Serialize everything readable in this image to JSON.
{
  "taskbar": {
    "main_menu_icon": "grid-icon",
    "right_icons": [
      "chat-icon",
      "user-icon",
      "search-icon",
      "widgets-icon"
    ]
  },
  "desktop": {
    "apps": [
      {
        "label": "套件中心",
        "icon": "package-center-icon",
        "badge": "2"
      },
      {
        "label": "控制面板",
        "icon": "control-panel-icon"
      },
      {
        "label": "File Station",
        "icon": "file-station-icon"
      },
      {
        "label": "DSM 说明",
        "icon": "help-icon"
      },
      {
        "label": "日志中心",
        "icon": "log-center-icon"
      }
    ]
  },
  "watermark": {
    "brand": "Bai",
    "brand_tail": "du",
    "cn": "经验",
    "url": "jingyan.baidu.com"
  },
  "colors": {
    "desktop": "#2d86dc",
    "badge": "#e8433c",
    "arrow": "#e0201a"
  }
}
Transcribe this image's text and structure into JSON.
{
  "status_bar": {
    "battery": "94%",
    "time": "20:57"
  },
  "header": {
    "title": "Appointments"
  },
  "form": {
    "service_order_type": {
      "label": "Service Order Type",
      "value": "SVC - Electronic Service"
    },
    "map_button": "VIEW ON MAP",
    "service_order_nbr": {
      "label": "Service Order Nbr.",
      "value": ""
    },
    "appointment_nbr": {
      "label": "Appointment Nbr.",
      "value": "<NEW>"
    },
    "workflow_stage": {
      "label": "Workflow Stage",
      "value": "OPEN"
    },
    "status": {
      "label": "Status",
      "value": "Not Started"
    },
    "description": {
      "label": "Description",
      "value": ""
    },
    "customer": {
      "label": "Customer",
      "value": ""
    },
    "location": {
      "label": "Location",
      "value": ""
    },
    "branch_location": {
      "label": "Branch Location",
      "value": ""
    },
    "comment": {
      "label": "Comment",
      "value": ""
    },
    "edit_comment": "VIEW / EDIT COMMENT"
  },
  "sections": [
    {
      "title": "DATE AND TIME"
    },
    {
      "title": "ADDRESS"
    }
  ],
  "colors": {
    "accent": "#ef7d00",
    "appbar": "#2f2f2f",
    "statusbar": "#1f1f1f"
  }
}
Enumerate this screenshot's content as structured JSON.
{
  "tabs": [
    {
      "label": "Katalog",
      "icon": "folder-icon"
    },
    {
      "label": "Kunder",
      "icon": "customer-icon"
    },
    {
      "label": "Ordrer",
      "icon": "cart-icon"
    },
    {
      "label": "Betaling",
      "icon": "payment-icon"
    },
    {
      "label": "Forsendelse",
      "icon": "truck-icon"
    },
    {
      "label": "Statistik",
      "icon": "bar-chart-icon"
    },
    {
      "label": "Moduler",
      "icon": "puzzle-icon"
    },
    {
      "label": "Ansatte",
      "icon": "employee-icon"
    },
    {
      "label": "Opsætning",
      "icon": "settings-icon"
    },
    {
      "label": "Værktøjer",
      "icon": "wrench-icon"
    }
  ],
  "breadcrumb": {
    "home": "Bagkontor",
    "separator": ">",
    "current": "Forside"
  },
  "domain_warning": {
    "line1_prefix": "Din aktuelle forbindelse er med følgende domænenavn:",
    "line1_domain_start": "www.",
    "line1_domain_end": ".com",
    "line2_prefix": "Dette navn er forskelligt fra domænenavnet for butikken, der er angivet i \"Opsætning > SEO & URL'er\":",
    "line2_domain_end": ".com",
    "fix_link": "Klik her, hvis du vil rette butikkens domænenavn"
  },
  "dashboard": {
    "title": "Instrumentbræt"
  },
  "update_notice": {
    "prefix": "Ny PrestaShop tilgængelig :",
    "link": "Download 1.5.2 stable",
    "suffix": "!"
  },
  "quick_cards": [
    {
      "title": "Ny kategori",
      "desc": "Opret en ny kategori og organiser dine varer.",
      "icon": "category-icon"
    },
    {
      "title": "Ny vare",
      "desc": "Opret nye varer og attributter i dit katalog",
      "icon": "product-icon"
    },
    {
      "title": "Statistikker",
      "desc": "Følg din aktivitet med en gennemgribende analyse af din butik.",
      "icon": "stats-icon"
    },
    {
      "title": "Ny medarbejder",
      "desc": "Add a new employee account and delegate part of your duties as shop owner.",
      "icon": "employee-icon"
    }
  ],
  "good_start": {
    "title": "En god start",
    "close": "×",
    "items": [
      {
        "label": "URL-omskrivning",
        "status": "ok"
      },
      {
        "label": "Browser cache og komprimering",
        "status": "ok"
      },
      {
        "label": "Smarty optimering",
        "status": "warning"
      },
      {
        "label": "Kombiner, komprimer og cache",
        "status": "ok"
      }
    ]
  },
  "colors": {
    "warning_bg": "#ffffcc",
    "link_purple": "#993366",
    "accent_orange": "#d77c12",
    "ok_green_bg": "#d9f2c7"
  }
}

◆ ◆ ◆ ◆

- **PROBLEM REQUIREMENTS**
Repeat all of the records above exactly as they appear.

- **TASK ANSWER**
Serialize everything readable in this image to JSON.
{
  "taskbar": {
    "main_menu_icon": "grid-icon",
    "right_icons": [
      "chat-icon",
      "user-icon",
      "search-icon",
      "widgets-icon"
    ]
  },
  "desktop": {
    "apps": [
      {
        "label": "套件中心",
        "icon": "package-center-icon",
        "badge": "2"
      },
      {
        "label": "控制面板",
        "icon": "control-panel-icon"
      },
      {
        "label": "File Station",
        "icon": "file-station-icon"
      },
      {
        "label": "DSM 说明",
        "icon": "help-icon"
      },
      {
        "label": "日志中心",
        "icon": "log-center-icon"
      }
    ]
  },
  "watermark": {
    "brand": "Bai",
    "brand_tail": "du",
    "cn": "经验",
    "url": "jingyan.baidu.com"
  },
  "colors": {
    "desktop": "#2d86dc",
    "badge": "#e8433c",
    "arrow": "#e0201a"
  }
}
Transcribe this image's text and structure into JSON.
{
  "status_bar": {
    "battery": "94%",
    "time": "20:57"
  },
  "header": {
    "title": "Appointments"
  },
  "form": {
    "service_order_type": {
      "label": "Service Order Type",
      "value": "SVC - Electronic Service"
    },
    "map_button": "VIEW ON MAP",
    "service_order_nbr": {
      "label": "Service Order Nbr.",
      "value": ""
    },
    "appointment_nbr": {
      "label": "Appointment Nbr.",
      "value": "<NEW>"
    },
    "workflow_stage": {
      "label": "Workflow Stage",
      "value": "OPEN"
    },
    "status": {
      "label": "Status",
      "value": "Not Started"
    },
    "description": {
      "label": "Description",
      "value": ""
    },
    "customer": {
      "label": "Customer",
      "value": ""
    },
    "location": {
      "label": "Location",
      "value": ""
    },
    "branch_location": {
      "label": "Branch Location",
      "value": ""
    },
    "comment": {
      "label": "Comment",
      "value": ""
    },
    "edit_comment": "VIEW / EDIT COMMENT"
  },
  "sections": [
    {
      "title": "DATE AND TIME"
    },
    {
      "title": "ADDRESS"
    }
  ],
  "colors": {
    "accent": "#ef7d00",
    "appbar": "#2f2f2f",
    "statusbar": "#1f1f1f"
  }
}
Enumerate this screenshot's content as structured JSON.
{
  "tabs": [
    {
      "label": "Katalog",
      "icon": "folder-icon"
    },
    {
      "label": "Kunder",
      "icon": "customer-icon"
    },
    {
      "label": "Ordrer",
      "icon": "cart-icon"
    },
    {
      "label": "Betaling",
      "icon": "payment-icon"
    },
    {
      "label": "Forsendelse",
      "icon": "truck-icon"
    },
    {
      "label": "Statistik",
      "icon": "bar-chart-icon"
    },
    {
      "label": "Moduler",
      "icon": "puzzle-icon"
    },
    {
      "label": "Ansatte",
      "icon": "employee-icon"
    },
    {
      "label": "Opsætning",
      "icon": "settings-icon"
    },
    {
      "label": "Værktøjer",
      "icon": "wrench-icon"
    }
  ],
  "breadcrumb": {
    "home": "Bagkontor",
    "separator": ">",
    "current": "Forside"
  },
  "domain_warning": {
    "line1_prefix": "Din aktuelle forbindelse er med følgende domænenavn:",
    "line1_domain_start": "www.",
    "line1_domain_end": ".com",
    "line2_prefix": "Dette navn er forskelligt fra domænenavnet for butikken, der er angivet i \"Opsætning > SEO & URL'er\":",
    "line2_domain_end": ".com",
    "fix_link": "Klik her, hvis du vil rette butikkens domænenavn"
  },
  "dashboard": {
    "title": "Instrumentbræt"
  },
  "update_notice": {
    "prefix": "Ny PrestaShop tilgængelig :",
    "link": "Download 1.5.2 stable",
    "suffix": "!"
  },
  "quick_cards": [
    {
      "title": "Ny kategori",
      "desc": "Opret en ny kategori og organiser dine varer.",
      "icon": "category-icon"
    },
    {
      "title": "Ny vare",
      "desc": "Opret nye varer og attributter i dit katalog",
      "icon": "product-icon"
    },
    {
      "title": "Statistikker",
      "desc": "Følg din aktivitet med en gennemgribende analyse af din butik.",
      "icon": "stats-icon"
    },
    {
      "title": "Ny medarbejder",
      "desc": "Add a new employee account and delegate part of your duties as shop owner.",
      "icon": "employee-icon"
    }
  ],
  "good_start": {
    "title": "En god start",
    "close": "×",
    "items": [
      {
        "label": "URL-omskrivning",
        "status": "ok"
      },
      {
        "label": "Browser cache og komprimering",
        "status": "ok"
      },
      {
        "label": "Smarty optimering",
        "status": "warning"
      },
      {
        "label": "Kombiner, komprimer og cache",
        "status": "ok"
      }
    ]
  },
  "colors": {
    "warning_bg": "#ffffcc",
    "link_purple": "#993366",
    "accent_orange": "#d77c12",
    "ok_green_bg": "#d9f2c7"
  }
}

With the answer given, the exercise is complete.